[What the task requires] Convert each item below into a JSON list of strings with one string per line, leaving out blank lines.

[Provided information]

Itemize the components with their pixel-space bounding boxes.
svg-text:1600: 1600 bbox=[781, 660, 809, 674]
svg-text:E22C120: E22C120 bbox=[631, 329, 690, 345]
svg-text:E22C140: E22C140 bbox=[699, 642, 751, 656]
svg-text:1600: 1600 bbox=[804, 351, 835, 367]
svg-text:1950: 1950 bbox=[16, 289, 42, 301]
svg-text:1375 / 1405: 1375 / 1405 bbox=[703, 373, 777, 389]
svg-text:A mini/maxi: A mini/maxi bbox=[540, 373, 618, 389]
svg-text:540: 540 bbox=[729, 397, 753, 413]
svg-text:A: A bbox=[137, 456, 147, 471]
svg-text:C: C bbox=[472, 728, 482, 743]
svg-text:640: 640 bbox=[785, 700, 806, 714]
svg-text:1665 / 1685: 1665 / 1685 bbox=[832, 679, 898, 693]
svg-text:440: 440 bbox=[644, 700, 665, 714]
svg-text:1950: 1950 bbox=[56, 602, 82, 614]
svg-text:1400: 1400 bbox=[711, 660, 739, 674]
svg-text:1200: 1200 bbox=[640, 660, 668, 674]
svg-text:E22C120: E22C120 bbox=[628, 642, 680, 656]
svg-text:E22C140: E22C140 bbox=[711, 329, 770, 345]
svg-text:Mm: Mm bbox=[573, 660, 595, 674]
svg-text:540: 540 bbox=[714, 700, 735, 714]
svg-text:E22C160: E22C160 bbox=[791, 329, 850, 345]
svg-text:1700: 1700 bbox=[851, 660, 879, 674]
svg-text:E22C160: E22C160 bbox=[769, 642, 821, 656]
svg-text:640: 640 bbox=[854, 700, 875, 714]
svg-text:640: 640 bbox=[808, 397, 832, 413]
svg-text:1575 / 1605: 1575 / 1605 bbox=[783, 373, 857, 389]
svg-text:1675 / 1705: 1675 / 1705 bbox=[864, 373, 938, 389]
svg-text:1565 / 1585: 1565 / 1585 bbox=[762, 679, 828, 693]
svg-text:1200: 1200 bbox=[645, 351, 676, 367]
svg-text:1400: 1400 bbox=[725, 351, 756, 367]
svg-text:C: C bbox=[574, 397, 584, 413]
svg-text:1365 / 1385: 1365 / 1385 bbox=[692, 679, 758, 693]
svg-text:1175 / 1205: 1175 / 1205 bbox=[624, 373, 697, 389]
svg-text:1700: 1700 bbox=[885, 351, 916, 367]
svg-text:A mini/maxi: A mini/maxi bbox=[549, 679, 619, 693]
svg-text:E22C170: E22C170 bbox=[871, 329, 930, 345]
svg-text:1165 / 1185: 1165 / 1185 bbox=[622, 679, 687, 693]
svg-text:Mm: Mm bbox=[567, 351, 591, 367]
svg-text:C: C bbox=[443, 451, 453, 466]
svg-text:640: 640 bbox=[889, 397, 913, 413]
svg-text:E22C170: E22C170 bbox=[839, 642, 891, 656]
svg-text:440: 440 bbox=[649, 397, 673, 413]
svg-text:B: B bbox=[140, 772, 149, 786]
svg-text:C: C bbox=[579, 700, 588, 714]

[Task output]
[
  "Itemize the components with their pixel-space bounding boxes.",
  "svg-text:1600: 1600 bbox=[781, 660, 809, 674]",
  "svg-text:E22C120: E22C120 bbox=[631, 329, 690, 345]",
  "svg-text:E22C140: E22C140 bbox=[699, 642, 751, 656]",
  "svg-text:1600: 1600 bbox=[804, 351, 835, 367]",
  "svg-text:1950: 1950 bbox=[16, 289, 42, 301]",
  "svg-text:1375 / 1405: 1375 / 1405 bbox=[703, 373, 777, 389]",
  "svg-text:A mini/maxi: A mini/maxi bbox=[540, 373, 618, 389]",
  "svg-text:540: 540 bbox=[729, 397, 753, 413]",
  "svg-text:A: A bbox=[137, 456, 147, 471]",
  "svg-text:C: C bbox=[472, 728, 482, 743]",
  "svg-text:640: 640 bbox=[785, 700, 806, 714]",
  "svg-text:1665 / 1685: 1665 / 1685 bbox=[832, 679, 898, 693]",
  "svg-text:440: 440 bbox=[644, 700, 665, 714]",
  "svg-text:1950: 1950 bbox=[56, 602, 82, 614]",
  "svg-text:1400: 1400 bbox=[711, 660, 739, 674]",
  "svg-text:1200: 1200 bbox=[640, 660, 668, 674]",
  "svg-text:E22C120: E22C120 bbox=[628, 642, 680, 656]",
  "svg-text:E22C140: E22C140 bbox=[711, 329, 770, 345]",
  "svg-text:Mm: Mm bbox=[573, 660, 595, 674]",
  "svg-text:540: 540 bbox=[714, 700, 735, 714]",
  "svg-text:E22C160: E22C160 bbox=[791, 329, 850, 345]",
  "svg-text:1700: 1700 bbox=[851, 660, 879, 674]",
  "svg-text:E22C160: E22C160 bbox=[769, 642, 821, 656]",
  "svg-text:640: 640 bbox=[854, 700, 875, 714]",
  "svg-text:640: 640 bbox=[808, 397, 832, 413]",
  "svg-text:1575 / 1605: 1575 / 1605 bbox=[783, 373, 857, 389]",
  "svg-text:1675 / 1705: 1675 / 1705 bbox=[864, 373, 938, 389]",
  "svg-text:1565 / 1585: 1565 / 1585 bbox=[762, 679, 828, 693]",
  "svg-text:1200: 1200 bbox=[645, 351, 676, 367]",
  "svg-text:1400: 1400 bbox=[725, 351, 756, 367]",
  "svg-text:C: C bbox=[574, 397, 584, 413]",
  "svg-text:1365 / 1385: 1365 / 1385 bbox=[692, 679, 758, 693]",
  "svg-text:1175 / 1205: 1175 / 1205 bbox=[624, 373, 697, 389]",
  "svg-text:1700: 1700 bbox=[885, 351, 916, 367]",
  "svg-text:A mini/maxi: A mini/maxi bbox=[549, 679, 619, 693]",
  "svg-text:E22C170: E22C170 bbox=[871, 329, 930, 345]",
  "svg-text:1165 / 1185: 1165 / 1185 bbox=[622, 679, 687, 693]",
  "svg-text:Mm: Mm bbox=[567, 351, 591, 367]",
  "svg-text:C: C bbox=[443, 451, 453, 466]",
  "svg-text:640: 640 bbox=[889, 397, 913, 413]",
  "svg-text:E22C170: E22C170 bbox=[839, 642, 891, 656]",
  "svg-text:440: 440 bbox=[649, 397, 673, 413]",
  "svg-text:B: B bbox=[140, 772, 149, 786]",
  "svg-text:C: C bbox=[579, 700, 588, 714]"
]